[WHAT IS EXPECTED]
Look for the string "サイドシェルチェア" in every line, and copy each line that has it.

[PROVIDED DATA]

^^^^^^^^^^^^^^^^

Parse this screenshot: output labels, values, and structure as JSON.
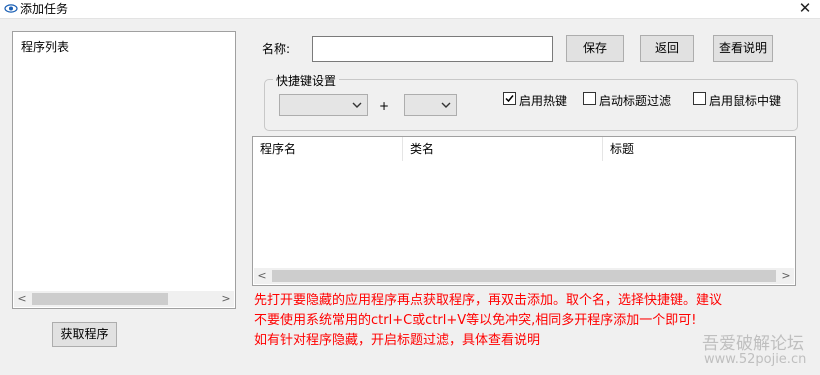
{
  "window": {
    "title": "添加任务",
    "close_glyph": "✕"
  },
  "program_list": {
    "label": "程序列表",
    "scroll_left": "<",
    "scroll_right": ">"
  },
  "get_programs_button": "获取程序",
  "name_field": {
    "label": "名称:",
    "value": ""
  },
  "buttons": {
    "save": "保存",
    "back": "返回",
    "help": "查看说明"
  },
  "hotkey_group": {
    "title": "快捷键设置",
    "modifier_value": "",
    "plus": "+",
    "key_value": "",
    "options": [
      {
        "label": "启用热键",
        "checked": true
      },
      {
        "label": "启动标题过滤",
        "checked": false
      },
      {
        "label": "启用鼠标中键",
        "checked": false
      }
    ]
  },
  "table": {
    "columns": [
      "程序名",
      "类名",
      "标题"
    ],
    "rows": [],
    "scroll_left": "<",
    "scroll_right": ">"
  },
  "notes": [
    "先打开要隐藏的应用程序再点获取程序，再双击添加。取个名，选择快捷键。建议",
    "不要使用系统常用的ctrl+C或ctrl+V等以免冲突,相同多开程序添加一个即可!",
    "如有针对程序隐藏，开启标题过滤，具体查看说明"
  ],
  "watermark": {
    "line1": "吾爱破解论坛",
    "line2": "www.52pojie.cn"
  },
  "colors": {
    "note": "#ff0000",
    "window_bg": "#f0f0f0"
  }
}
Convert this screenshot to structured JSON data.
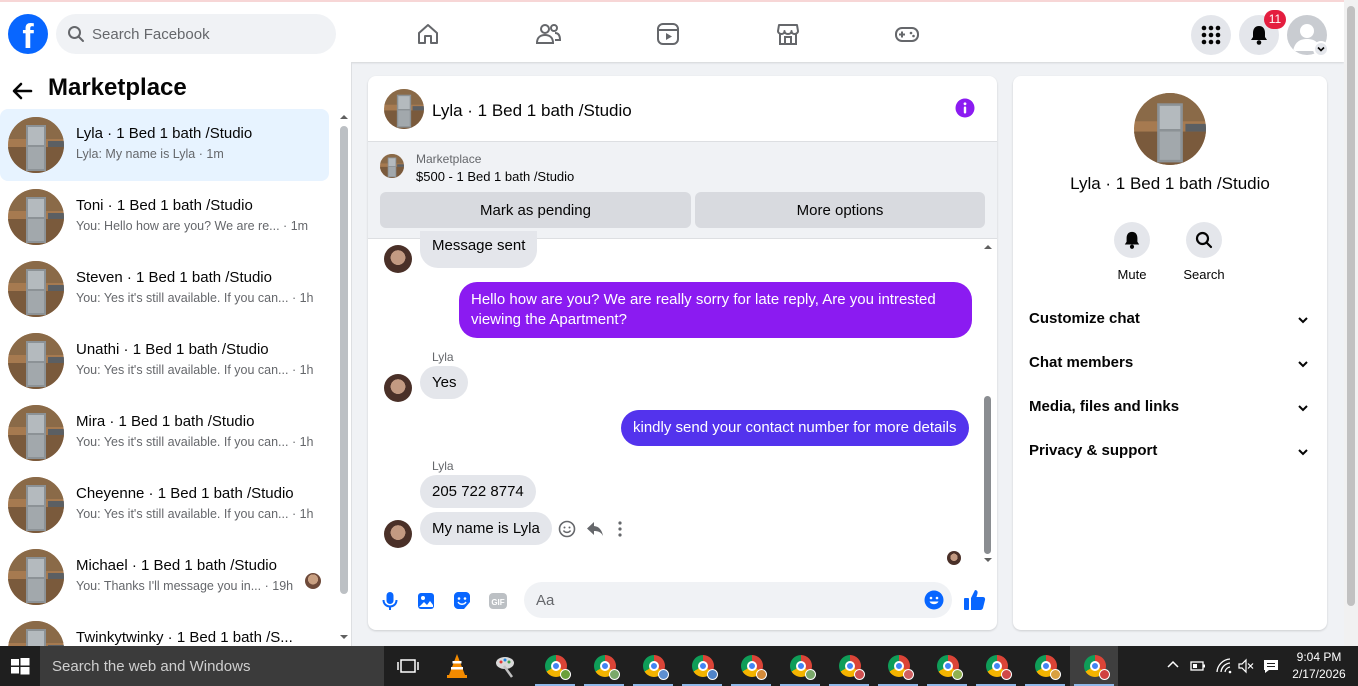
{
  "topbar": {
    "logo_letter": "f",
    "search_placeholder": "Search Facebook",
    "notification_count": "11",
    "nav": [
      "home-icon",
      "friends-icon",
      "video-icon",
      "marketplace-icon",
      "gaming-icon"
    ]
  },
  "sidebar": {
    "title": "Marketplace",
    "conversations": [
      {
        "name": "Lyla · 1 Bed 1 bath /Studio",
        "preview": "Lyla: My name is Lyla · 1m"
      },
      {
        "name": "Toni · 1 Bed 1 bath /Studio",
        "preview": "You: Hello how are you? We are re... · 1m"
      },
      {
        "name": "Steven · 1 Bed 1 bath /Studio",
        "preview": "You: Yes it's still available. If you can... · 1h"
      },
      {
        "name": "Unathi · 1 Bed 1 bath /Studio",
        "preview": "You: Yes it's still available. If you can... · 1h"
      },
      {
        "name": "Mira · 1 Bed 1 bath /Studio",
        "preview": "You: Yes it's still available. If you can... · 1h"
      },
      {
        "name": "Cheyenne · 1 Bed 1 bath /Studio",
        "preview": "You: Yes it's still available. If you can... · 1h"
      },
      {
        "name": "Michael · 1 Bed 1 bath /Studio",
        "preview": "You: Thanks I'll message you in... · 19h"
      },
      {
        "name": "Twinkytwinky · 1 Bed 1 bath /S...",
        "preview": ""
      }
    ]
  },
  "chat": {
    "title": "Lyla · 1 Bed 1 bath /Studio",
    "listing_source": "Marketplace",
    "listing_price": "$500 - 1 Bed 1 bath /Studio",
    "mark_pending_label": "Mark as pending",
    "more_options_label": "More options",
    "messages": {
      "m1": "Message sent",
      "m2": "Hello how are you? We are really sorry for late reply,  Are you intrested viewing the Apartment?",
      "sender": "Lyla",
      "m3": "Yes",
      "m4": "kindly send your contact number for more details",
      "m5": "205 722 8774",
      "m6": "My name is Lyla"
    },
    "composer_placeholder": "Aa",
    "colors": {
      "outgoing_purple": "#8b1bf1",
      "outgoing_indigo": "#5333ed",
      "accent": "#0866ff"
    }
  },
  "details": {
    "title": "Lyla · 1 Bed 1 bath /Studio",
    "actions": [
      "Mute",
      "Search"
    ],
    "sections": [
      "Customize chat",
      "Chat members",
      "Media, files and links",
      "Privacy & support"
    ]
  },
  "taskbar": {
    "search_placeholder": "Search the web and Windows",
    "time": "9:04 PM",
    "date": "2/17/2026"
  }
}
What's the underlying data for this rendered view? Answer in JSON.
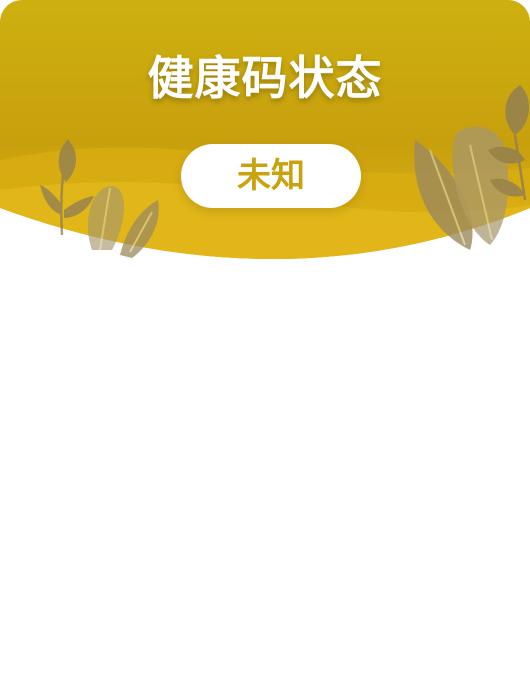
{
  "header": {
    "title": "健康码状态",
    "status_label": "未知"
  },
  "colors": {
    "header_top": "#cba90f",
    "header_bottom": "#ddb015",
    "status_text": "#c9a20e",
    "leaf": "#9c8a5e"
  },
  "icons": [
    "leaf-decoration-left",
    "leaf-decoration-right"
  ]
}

^^^^^^^^^^^^^^^^

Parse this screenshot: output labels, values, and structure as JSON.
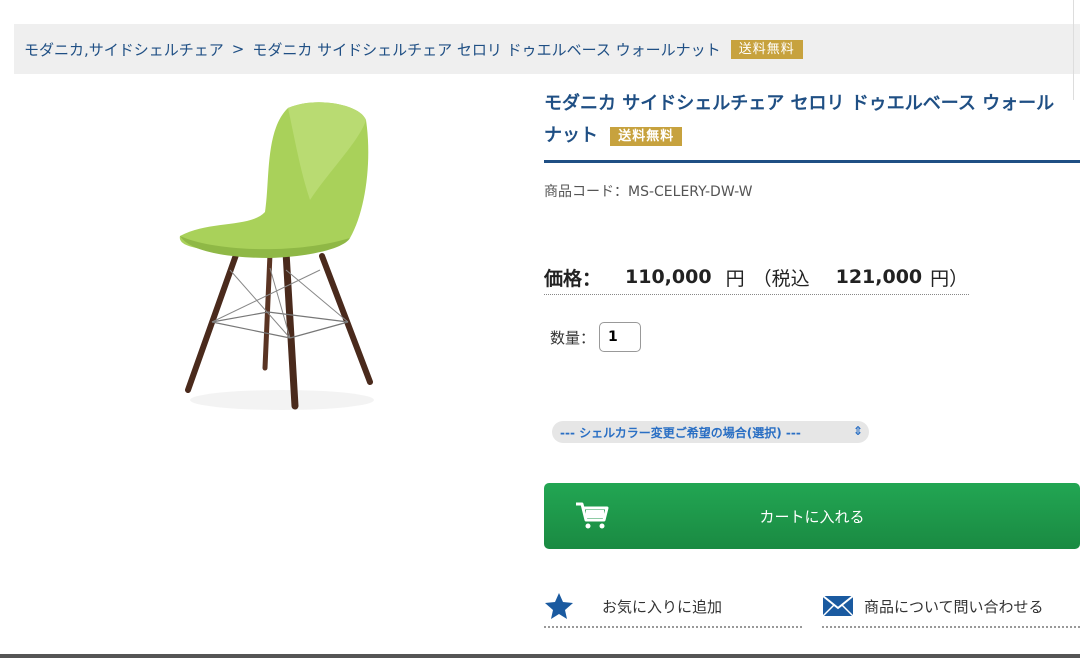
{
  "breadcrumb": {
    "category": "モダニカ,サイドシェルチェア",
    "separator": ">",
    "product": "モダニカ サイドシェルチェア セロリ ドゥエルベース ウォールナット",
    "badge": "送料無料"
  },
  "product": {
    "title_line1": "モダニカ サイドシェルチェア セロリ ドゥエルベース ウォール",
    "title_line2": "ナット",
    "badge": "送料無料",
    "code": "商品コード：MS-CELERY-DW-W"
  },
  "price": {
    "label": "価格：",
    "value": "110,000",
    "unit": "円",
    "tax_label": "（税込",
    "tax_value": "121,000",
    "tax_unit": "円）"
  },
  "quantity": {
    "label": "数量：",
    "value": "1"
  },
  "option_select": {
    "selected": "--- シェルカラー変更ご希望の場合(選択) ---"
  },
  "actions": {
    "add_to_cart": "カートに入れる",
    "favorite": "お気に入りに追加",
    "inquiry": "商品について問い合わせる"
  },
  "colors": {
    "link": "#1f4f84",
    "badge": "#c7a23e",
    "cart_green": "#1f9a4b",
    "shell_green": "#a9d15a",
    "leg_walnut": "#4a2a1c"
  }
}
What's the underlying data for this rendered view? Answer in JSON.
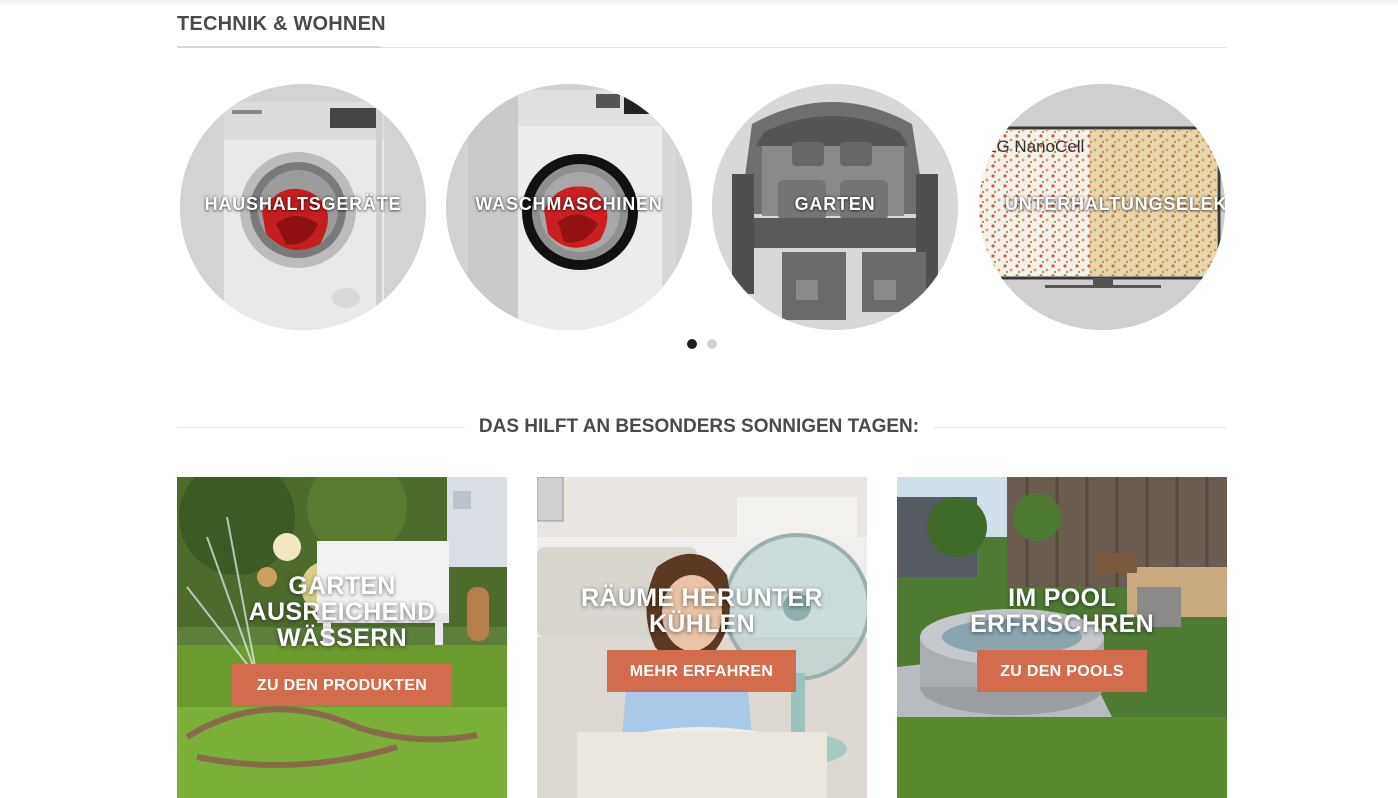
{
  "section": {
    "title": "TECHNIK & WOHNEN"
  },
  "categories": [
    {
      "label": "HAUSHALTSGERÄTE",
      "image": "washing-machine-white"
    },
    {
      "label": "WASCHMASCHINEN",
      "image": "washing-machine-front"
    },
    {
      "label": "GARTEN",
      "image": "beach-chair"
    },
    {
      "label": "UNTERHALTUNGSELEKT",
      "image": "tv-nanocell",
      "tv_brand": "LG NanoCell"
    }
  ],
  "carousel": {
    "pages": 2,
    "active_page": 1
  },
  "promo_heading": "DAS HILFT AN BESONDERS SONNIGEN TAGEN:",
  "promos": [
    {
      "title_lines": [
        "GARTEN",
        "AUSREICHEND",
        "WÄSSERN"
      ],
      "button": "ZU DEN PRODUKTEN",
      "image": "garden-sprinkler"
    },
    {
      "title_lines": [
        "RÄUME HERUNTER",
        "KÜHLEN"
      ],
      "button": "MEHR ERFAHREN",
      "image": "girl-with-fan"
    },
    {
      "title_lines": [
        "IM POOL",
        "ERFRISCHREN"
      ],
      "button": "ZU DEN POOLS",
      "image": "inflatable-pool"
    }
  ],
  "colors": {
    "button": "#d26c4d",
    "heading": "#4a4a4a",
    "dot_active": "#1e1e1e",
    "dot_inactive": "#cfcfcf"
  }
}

^^^^^^^^^^^^^^^^

[COMPLETE OUTPUT]
    "category": "モダニカ,サイドシェルチェア",
    "product": "モダニカ サイドシェルチェア セロリ ドゥエルベース ウォールナット",
    "title_line1": "モダニカ サイドシェルチェア セロリ ドゥエルベース ウォール",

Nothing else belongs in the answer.